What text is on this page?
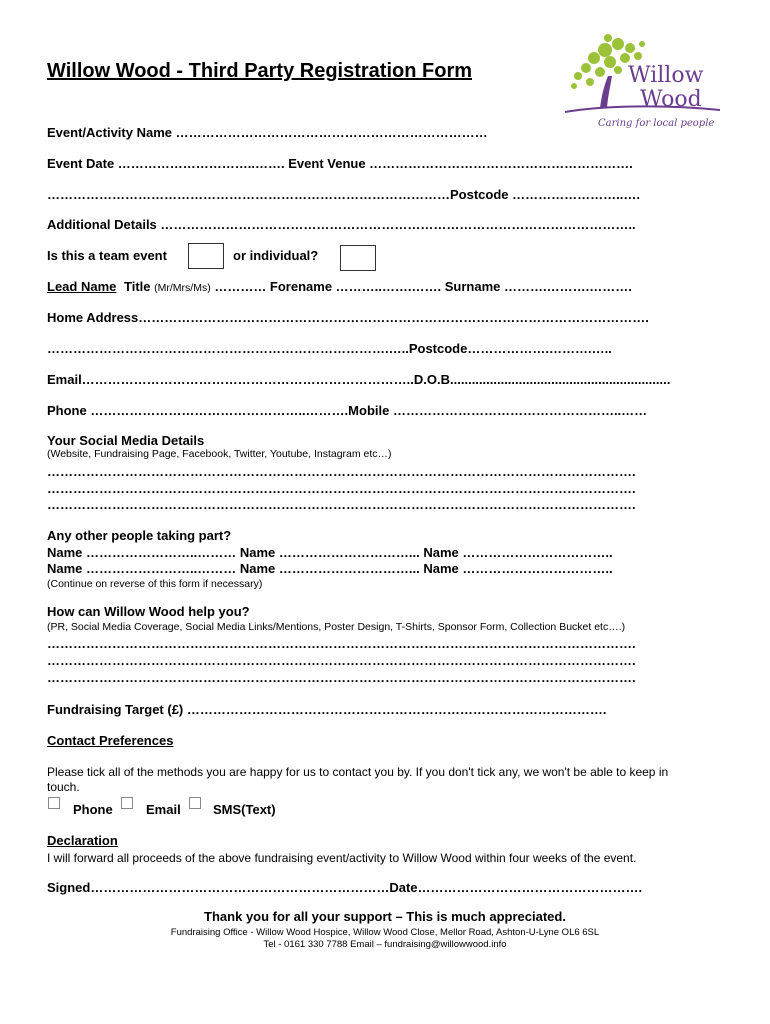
Willow Wood - Third Party Registration Form	Willow
Wood
Caring for local people
Event/Activity Name ………………………………………………………………
Event Date …………………………..……. Event Venue …………………………………………………….
…………………………………………………………………………………Postcode ……………………..….
Additional Details ………………………………………………………………………………………………..
Is this a team event	or individual?
Lead Name Title (Mr/Mrs/Ms) ………… Forename ………..…….……. Surname ……….……….……….
Home Address……………………………………………………………………………………………………….
…………………………………………………………………….…..Postcode……………….……….…..
Email…………………………………………………………………..D.O.B.............................................................
Phone …………………………………………..……….Mobile ……………………………………………..……
Your Social Media Details
(Website, Fundraising Page, Facebook, Twitter, Youtube, Instagram etc…)
……………………………………………………………………………………………………………………….
……………………………………………………………………………………………………………………….
……………………………………………………………………………………………………………………….
Any other people taking part?
Name ……………………..……… Name …………………………... Name ……………………………..
Name ……………………..……… Name …………………………... Name ……………………………..
(Continue on reverse of this form if necessary)
How can Willow Wood help you?
(PR, Social Media Coverage, Social Media Links/Mentions, Poster Design, T-Shirts, Sponsor Form, Collection Bucket etc….)
……………………………………………………………………………………………………………………….
……………………………………………………………………………………………………………………….
……………………………………………………………………………………………………………………….
Fundraising Target (£) …………………………………………………………………………………….
Contact Preferences
Please tick all of the methods you are happy for us to contact you by. If you don't tick any, we won't be able to keep in
touch.
Phone	Email SMS(Text)
Declaration
I will forward all proceeds of the above fundraising event/activity to Willow Wood within four weeks of the event.
Signed……………………………………………………………Date…………………………………………….
Thank you for all your support – This is much appreciated.
Fundraising Office - Willow Wood Hospice, Willow Wood Close, Mellor Road, Ashton-U-Lyne OL6 6SL
Tel - 0161 330 7788 Email – fundraising@willowwood.info
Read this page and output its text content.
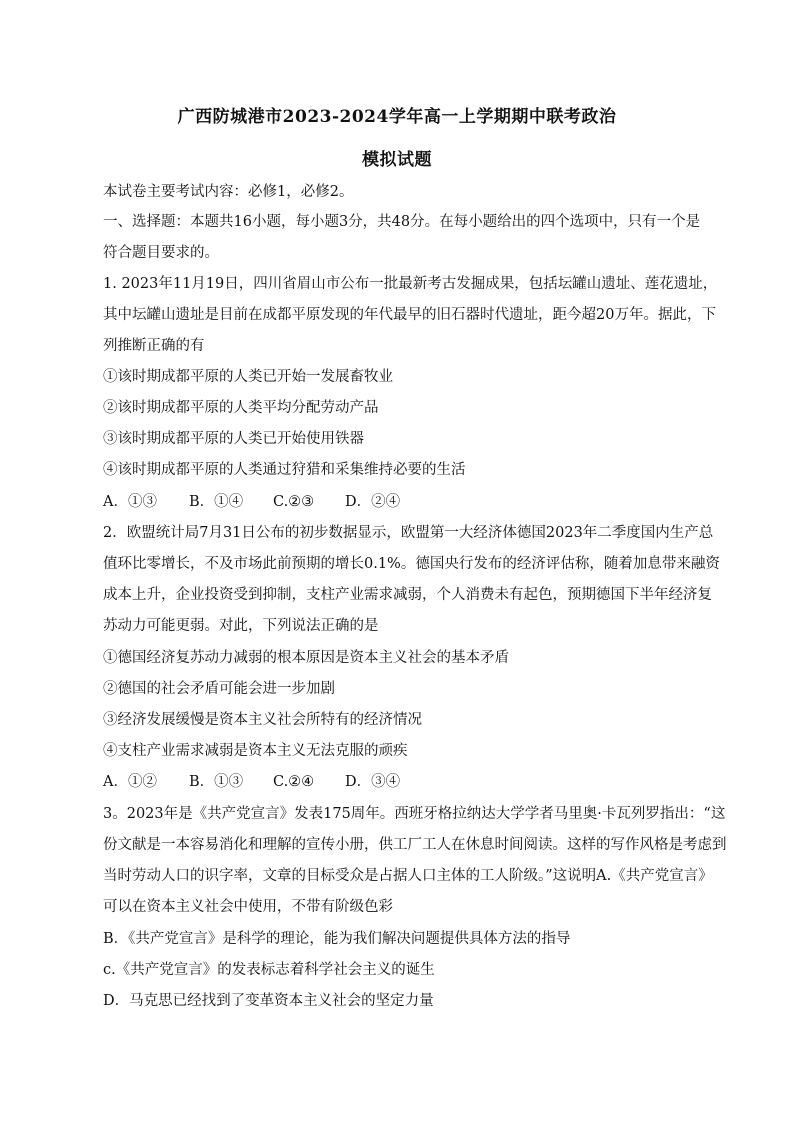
广西防城港市2023-2024学年高一上学期期中联考政治
模拟试题
本试卷主要考试内容：必修1，必修2。
一、选择题：本题共16小题，每小题3分，共48分。在每小题给出的四个选项中，只有一个是
符合题目要求的。
1. 2023年11月19日，四川省眉山市公布一批最新考古发掘成果，包括坛罐山遗址、莲花遗址，
其中坛罐山遗址是目前在成都平原发现的年代最早的旧石器时代遗址，距今超20万年。据此，下
列推断正确的有
①该时期成都平原的人类已开始一发展畜牧业
②该时期成都平原的人类平均分配劳动产品
③该时期成都平原的人类已开始使用铁器
④该时期成都平原的人类通过狩猎和采集维持必要的生活
A．①③ B．①④ C.②③ D．②④
2．欧盟统计局7月31日公布的初步数据显示，欧盟第一大经济体德国2023年二季度国内生产总
值环比零增长，不及市场此前预期的增长0.1%。德国央行发布的经济评估称，随着加息带来融资
成本上升，企业投资受到抑制，支柱产业需求减弱，个人消费未有起色，预期德国下半年经济复
苏动力可能更弱。对此，下列说法正确的是
①德国经济复苏动力减弱的根本原因是资本主义社会的基本矛盾
②德国的社会矛盾可能会进一步加剧
③经济发展缓慢是资本主义社会所特有的经济情况
④支柱产业需求减弱是资本主义无法克服的顽疾
A．①② B．①③ C.②④ D．③④
3。2023年是《共产党宣言》发表175周年。西班牙格拉纳达大学学者马里奥·卡瓦列罗指出：“这
份文献是一本容易消化和理解的宣传小册，供工厂工人在休息时间阅读。这样的写作风格是考虑到
当时劳动人口的识字率，文章的目标受众是占据人口主体的工人阶级。”这说明A.《共产党宣言》
可以在资本主义社会中使用，不带有阶级色彩
B．《共产党宣言》是科学的理论，能为我们解决问题提供具体方法的指导
c.《共产党宣言》的发表标志着科学社会主义的诞生
D．马克思已经找到了变革资本主义社会的坚定力量
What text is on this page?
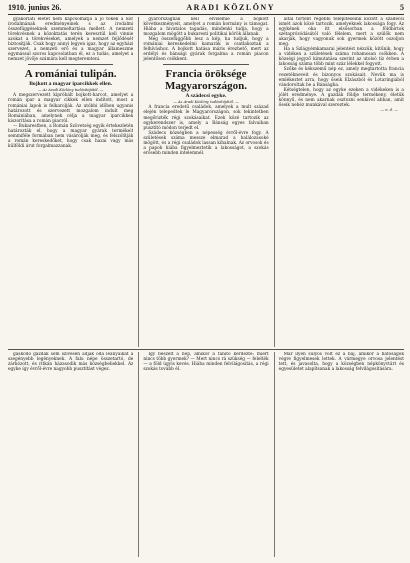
1910. junius 26.	ARADI KÖZLÖNY	5

gyakorlati életet nem kapcsolhatja a jó tőkék a kor irodalmának eredményeinek s az irodalmi összefüggéseknek szemmeltartása mellett. A nemzeti törekvésnek a közoktatás terén keresztül kell vinnie azokat a törekvéseket, amelyek a nemzet fejlődését biztosítják. Csak hogy annyi legyen igaz, hogy az egyházi szervezet, a nemzeti erő és a magyar állameszme egymással szoros kapcsolatban él, ez a tudás, amelyet a nemzet jövője számára kell megteremteni.

A romániai tulipán.
Bojkott a magyar iparcikkek ellen.
— Az Aradi Közlöny tudósítójától. —

A megszervezett kipróbált bojkott-harcot, amelyet a román ipar a magyar cikkek ellen indított, most a romániai lapok is felkarolják. Az utóbbi időben ugyanis határozott és szervezett mozgalom indult meg Romániában, amelynek célja a magyar iparcikkek kiszorítása a román piacról.

— Bukarestben, a Román Szövetség egyik értekezletén határozták el, hogy a magyar gyárak termékeit semmiféle formában nem vásárolják meg, és felszólítják a román kereskedőket, hogy csak hazai vagy más külföldi árut forgalmazzanak.

gyarországnak kell elviselnie a bojkott következményeit, amelyet a román kormány is támogat. Hiába a hivatalos tagadás, mindenki tudja, hogy a mozgalom mögött a bukaresti politikai körök állanak.

Még összefüggőbb lesz a kép, ha tudjuk, hogy a romániai kereskedelmi kamarák is csatlakoztak a felhíváshoz. A bojkott hatása máris érezhető, mert az erdélyi és bánsági gyárak forgalma a román piacon jelentősen csökkent.

Francia öröksége Magyarországon.
A szádecsi egyke.
— Az Aradi Közlöny tudósítójától. —

A francia eredetű családok, amelyek a mult század elején telepedtek le Magyarországon, sok tekintetben megőrizték régi szokásaikat. Ezek közé tartozik az egykerendszer is, amely a Bánság egyes falvaiban pusztító módon terjedt el.

Szádecs községben a népesség évről-évre fogy. A születések száma messze elmarad a halálozásoké mögött, és a régi családok lassan kihalnak. Az orvosok és a papok hiába figyelmeztetik a lakosságot, a szokás erősebb minden intelemnél.

által történt régebbi telepítéseink között a szádecsi ismét azok közé tartozik, amelyeknek lakossága fogy. Az egykének oka itt elsősorban a földbirtok szétaprózódásától való félelem, mert a szülők nem akarják, hogy vagyonuk sok gyermek között oszoljon meg.

Ha a Szlágyémkamarai jelentést nézzük, kitűnik, hogy a vidéken a születések száma rohamosan csökken. A községi jegyző kimutatása szerint az utolsó tíz évben a lakosság száma több mint száz lélekkel fogyott.

Szőke és kékszemű nép ez, amely megtartotta francia vezetékneveit és bizonyos szokásait. Nevük ma is emlékeztet arra, hogy őseik Elzászból és Lotaringiából vándoroltak be a Bánságba.

Kétségtelen, hogy az egyke ezeken a vidékeken is a jólét eredménye. A gazdák földje termékeny, életük könnyű, és nem akarnak osztozni senkivel abban, amit őseik nehéz munkával szereztek.

— n. d. —

gaskodó gazdák sem szívesen adják oda leányaikat a szegényebb legényeknek. A falu népe összetartó, de zárkózott, és ritkán házasodik más községbeliekkel. Az egyke így évről-évre nagyobb pusztítást végez.

Igy beszélt a nép, amikor a tanító kérdezte: miért nincs több gyermek? — Mert nincs rá szükség — felelték — a föld úgyis kevés. Hiába minden felvilágosítás, a régi szokás tovább él.

Már ilyen súlyos volt ez a baj, amikor a hatóságok végre figyelmesek lettek. A vármegye orvosa jelentést tett, és javasolta, hogy a községben népkönyvtárt és egyesületet alapítsanak a lakosság felvilágosítására.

Exercise:
Filter the records down to the lines that contain the string "kell", and copy those lines.

Reply to the exercise:
gyakorlati életet nem kapcsolhatja a jó tőkék a kor irodalmának eredményeinek s az irodalmi összefüggéseknek szemmeltartása mellett. A nemzeti törekvésnek a közoktatás terén keresztül kell vinnie azokat a törekvéseket, amelyek a nemzet fejlődését biztosítják. Csak hogy annyi legyen igaz, hogy az egyházi szervezet, a nemzeti erő és a magyar állameszme egymással szoros kapcsolatban él, ez a tudás, amelyet a nemzet jövője számára kell megteremteni.
gyarországnak kell elviselnie a bojkott következményeit, amelyet a román kormány is támogat. Hiába a hivatalos tagadás, mindenki tudja, hogy a mozgalom mögött a bukaresti politikai körök állanak.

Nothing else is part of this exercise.